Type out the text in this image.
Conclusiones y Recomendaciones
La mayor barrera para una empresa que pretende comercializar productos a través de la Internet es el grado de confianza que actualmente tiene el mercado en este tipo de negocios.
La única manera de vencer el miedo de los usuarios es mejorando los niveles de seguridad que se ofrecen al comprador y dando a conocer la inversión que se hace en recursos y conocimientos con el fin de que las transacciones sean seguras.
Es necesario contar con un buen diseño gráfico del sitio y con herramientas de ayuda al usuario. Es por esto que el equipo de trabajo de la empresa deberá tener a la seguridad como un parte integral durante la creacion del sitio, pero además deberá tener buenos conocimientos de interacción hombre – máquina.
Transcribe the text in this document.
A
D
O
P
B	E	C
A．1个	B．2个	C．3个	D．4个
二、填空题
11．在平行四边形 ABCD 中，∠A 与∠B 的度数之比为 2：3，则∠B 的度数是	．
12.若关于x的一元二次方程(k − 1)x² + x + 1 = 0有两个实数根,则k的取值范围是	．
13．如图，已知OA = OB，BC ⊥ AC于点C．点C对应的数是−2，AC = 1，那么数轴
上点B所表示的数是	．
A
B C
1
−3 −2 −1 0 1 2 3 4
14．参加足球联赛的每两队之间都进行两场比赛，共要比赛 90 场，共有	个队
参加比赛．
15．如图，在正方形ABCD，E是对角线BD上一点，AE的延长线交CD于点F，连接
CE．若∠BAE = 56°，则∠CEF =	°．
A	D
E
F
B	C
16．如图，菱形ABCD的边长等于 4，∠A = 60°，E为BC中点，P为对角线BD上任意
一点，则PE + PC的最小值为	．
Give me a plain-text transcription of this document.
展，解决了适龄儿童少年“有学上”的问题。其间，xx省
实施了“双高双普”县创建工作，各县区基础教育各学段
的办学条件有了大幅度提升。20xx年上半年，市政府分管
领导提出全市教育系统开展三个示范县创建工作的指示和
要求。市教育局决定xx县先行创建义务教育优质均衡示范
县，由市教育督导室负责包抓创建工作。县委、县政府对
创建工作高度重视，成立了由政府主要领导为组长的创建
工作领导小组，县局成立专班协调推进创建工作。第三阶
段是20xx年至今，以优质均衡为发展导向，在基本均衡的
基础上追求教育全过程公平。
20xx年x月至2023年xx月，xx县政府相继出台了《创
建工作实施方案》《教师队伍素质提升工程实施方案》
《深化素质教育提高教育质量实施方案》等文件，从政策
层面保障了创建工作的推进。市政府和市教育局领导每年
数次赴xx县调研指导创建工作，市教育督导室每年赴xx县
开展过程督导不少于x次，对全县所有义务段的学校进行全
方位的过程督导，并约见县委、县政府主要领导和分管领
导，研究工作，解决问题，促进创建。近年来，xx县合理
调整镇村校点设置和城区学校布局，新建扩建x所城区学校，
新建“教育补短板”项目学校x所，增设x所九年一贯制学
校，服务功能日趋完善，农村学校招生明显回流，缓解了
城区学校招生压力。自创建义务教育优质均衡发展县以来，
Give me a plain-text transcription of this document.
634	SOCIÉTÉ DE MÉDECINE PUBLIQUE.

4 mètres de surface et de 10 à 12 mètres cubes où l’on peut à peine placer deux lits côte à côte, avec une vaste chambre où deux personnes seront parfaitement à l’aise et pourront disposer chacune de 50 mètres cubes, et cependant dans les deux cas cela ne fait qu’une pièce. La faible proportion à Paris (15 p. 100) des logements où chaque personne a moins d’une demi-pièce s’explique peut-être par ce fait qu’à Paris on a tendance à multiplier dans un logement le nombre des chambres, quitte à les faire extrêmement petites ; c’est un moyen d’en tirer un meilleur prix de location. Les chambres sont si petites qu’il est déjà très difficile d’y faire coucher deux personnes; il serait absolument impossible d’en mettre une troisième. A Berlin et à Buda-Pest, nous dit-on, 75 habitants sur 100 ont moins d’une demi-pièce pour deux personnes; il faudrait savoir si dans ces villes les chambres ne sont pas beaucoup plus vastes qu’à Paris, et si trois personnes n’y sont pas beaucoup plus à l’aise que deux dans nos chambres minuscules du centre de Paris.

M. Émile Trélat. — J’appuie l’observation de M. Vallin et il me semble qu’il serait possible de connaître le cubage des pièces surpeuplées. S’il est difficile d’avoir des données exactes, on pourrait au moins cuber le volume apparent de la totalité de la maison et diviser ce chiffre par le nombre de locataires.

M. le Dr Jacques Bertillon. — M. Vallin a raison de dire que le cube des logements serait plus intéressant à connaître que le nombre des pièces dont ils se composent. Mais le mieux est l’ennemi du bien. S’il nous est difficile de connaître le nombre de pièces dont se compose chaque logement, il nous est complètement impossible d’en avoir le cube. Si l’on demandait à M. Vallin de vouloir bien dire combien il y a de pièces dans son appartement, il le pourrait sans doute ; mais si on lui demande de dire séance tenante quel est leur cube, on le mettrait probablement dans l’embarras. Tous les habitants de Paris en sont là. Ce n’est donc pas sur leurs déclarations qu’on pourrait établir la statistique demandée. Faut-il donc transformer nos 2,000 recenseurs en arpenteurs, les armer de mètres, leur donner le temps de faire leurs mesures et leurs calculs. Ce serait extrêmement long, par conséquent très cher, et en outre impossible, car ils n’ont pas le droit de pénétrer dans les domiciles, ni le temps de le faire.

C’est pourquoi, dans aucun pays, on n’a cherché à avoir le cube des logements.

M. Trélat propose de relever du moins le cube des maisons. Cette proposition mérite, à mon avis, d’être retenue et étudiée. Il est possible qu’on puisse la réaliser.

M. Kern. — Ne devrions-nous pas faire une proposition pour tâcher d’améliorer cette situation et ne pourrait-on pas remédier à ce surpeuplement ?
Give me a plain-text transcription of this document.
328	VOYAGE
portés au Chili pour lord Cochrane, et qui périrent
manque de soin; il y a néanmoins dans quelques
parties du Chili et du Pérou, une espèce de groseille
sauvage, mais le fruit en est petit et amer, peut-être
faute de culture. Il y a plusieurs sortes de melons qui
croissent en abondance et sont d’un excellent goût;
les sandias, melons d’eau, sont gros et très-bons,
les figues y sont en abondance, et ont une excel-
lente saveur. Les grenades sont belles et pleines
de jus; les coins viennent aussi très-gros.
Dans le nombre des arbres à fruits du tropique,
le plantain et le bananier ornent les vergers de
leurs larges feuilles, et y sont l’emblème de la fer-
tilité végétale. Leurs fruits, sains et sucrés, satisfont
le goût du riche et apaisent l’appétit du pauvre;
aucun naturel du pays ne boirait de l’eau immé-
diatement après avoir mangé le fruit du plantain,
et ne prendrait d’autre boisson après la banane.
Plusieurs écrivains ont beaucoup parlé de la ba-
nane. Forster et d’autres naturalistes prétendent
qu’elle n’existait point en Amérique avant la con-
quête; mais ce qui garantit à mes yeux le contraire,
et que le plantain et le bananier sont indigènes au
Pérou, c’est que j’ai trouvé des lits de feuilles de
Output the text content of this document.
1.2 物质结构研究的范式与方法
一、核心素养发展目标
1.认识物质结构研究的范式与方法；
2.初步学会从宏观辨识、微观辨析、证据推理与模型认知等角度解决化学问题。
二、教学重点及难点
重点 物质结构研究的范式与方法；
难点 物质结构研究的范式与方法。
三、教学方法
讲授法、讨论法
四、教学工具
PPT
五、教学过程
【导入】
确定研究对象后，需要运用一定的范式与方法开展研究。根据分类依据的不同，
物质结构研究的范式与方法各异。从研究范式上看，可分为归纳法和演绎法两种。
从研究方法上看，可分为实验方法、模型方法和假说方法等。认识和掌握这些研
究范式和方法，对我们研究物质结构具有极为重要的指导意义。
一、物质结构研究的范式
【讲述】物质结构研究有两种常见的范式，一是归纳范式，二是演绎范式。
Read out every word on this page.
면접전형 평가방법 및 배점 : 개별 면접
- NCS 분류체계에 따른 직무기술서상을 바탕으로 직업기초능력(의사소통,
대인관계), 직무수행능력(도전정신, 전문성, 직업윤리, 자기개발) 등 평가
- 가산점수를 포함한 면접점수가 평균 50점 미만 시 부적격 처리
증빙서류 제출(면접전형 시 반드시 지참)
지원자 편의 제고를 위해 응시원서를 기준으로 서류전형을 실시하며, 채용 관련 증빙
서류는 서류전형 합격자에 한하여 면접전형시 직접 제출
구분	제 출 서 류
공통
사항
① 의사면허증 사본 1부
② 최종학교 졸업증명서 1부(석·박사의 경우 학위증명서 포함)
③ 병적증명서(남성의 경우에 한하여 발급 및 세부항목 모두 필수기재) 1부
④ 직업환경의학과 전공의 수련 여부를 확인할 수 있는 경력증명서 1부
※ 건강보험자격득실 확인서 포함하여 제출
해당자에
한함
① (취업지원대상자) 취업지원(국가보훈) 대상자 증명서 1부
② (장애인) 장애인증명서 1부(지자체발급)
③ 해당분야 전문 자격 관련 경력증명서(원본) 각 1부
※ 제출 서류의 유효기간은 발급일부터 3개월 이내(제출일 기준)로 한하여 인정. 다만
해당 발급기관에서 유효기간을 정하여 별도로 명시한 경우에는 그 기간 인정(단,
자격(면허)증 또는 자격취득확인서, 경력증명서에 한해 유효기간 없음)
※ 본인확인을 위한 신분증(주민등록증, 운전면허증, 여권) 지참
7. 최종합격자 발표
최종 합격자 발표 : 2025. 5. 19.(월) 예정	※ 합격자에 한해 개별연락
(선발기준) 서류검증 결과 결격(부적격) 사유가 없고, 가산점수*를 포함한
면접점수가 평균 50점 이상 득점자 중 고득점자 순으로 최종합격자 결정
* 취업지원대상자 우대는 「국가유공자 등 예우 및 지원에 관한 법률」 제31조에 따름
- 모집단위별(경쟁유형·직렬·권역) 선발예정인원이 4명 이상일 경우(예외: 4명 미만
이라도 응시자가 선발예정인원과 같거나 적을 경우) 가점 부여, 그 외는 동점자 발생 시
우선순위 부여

—————

Make a list of all lines in the data that contain "feuilles".

leurs larges feuilles, et y sont l’emblème de la fer-
Pérou, c’est que j’ai trouvé des lits de feuilles de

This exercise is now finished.